**Task to carry out**: Quote all entries exactly, leaving pictures aside.
· · · · ·
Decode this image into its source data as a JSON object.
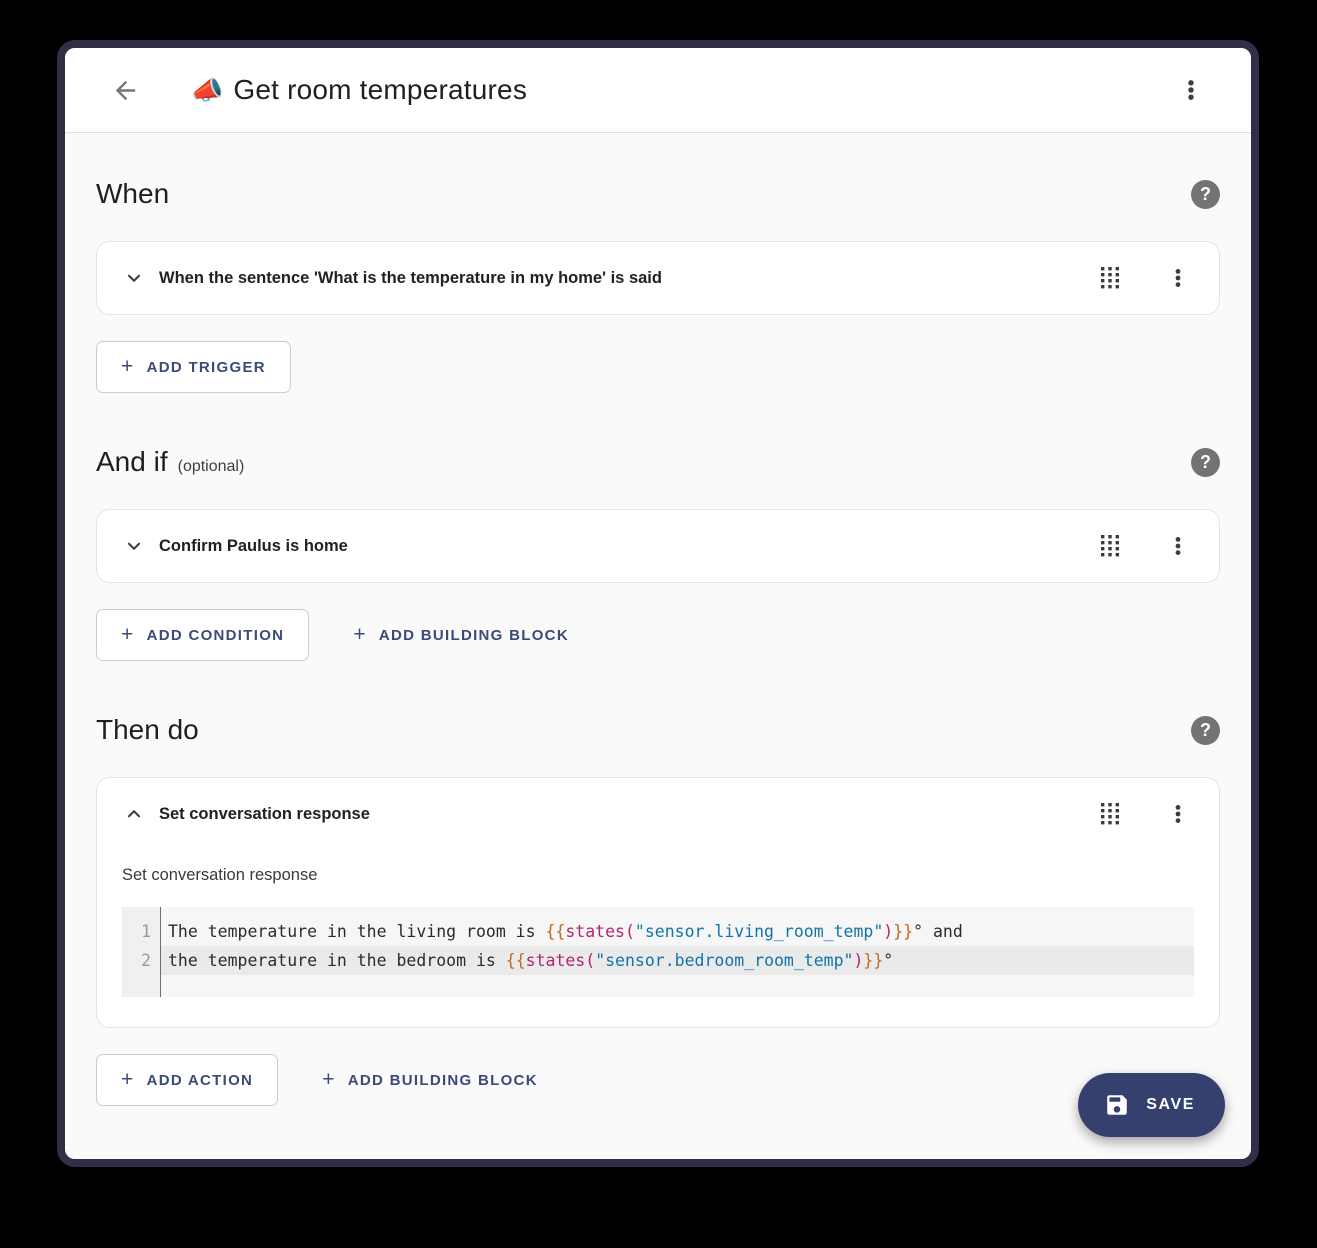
{
  "header": {
    "emoji": "📣",
    "title": "Get room temperatures"
  },
  "icons": {
    "help_glyph": "?",
    "plus_glyph": "+"
  },
  "sections": {
    "when": {
      "heading": "When",
      "card_title": "When the sentence 'What is the temperature in my home' is said",
      "add_trigger_label": "ADD TRIGGER"
    },
    "and_if": {
      "heading": "And if",
      "optional_label": "(optional)",
      "card_title": "Confirm Paulus is home",
      "add_condition_label": "ADD CONDITION",
      "add_building_block_label": "ADD BUILDING BLOCK"
    },
    "then_do": {
      "heading": "Then do",
      "card_title": "Set conversation response",
      "field_label": "Set conversation response",
      "add_action_label": "ADD ACTION",
      "add_building_block_label": "ADD BUILDING BLOCK"
    }
  },
  "editor": {
    "lines": [
      {
        "num": "1",
        "tokens": [
          {
            "t": "The temperature in the living room is "
          },
          {
            "t": "{{"
          },
          {
            "t": "states"
          },
          {
            "t": "("
          },
          {
            "t": "\"sensor.living_room_temp\""
          },
          {
            "t": ")"
          },
          {
            "t": "}}"
          },
          {
            "t": "° and"
          }
        ]
      },
      {
        "num": "2",
        "tokens": [
          {
            "t": "the temperature in the bedroom is "
          },
          {
            "t": "{{"
          },
          {
            "t": "states"
          },
          {
            "t": "("
          },
          {
            "t": "\"sensor.bedroom_room_temp\""
          },
          {
            "t": ")"
          },
          {
            "t": "}}"
          },
          {
            "t": "°"
          }
        ]
      }
    ]
  },
  "save": {
    "label": "SAVE"
  },
  "colors": {
    "frame": "#332d47",
    "accent": "#3b4a78",
    "fab_background": "#35406f",
    "code_tag": "#c2691e",
    "code_function": "#b5246c",
    "code_string": "#1273ab"
  }
}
· · · · ·
**Answer in full**:
Decode this image into its source data as a JSON object.
{
  "header": {
    "emoji": "📣",
    "title": "Get room temperatures"
  },
  "icons": {
    "help_glyph": "?",
    "plus_glyph": "+"
  },
  "sections": {
    "when": {
      "heading": "When",
      "card_title": "When the sentence 'What is the temperature in my home' is said",
      "add_trigger_label": "ADD TRIGGER"
    },
    "and_if": {
      "heading": "And if",
      "optional_label": "(optional)",
      "card_title": "Confirm Paulus is home",
      "add_condition_label": "ADD CONDITION",
      "add_building_block_label": "ADD BUILDING BLOCK"
    },
    "then_do": {
      "heading": "Then do",
      "card_title": "Set conversation response",
      "field_label": "Set conversation response",
      "add_action_label": "ADD ACTION",
      "add_building_block_label": "ADD BUILDING BLOCK"
    }
  },
  "editor": {
    "lines": [
      {
        "num": "1",
        "tokens": [
          {
            "t": "The temperature in the living room is "
          },
          {
            "t": "{{"
          },
          {
            "t": "states"
          },
          {
            "t": "("
          },
          {
            "t": "\"sensor.living_room_temp\""
          },
          {
            "t": ")"
          },
          {
            "t": "}}"
          },
          {
            "t": "° and"
          }
        ]
      },
      {
        "num": "2",
        "tokens": [
          {
            "t": "the temperature in the bedroom is "
          },
          {
            "t": "{{"
          },
          {
            "t": "states"
          },
          {
            "t": "("
          },
          {
            "t": "\"sensor.bedroom_room_temp\""
          },
          {
            "t": ")"
          },
          {
            "t": "}}"
          },
          {
            "t": "°"
          }
        ]
      }
    ]
  },
  "save": {
    "label": "SAVE"
  },
  "colors": {
    "frame": "#332d47",
    "accent": "#3b4a78",
    "fab_background": "#35406f",
    "code_tag": "#c2691e",
    "code_function": "#b5246c",
    "code_string": "#1273ab"
  }
}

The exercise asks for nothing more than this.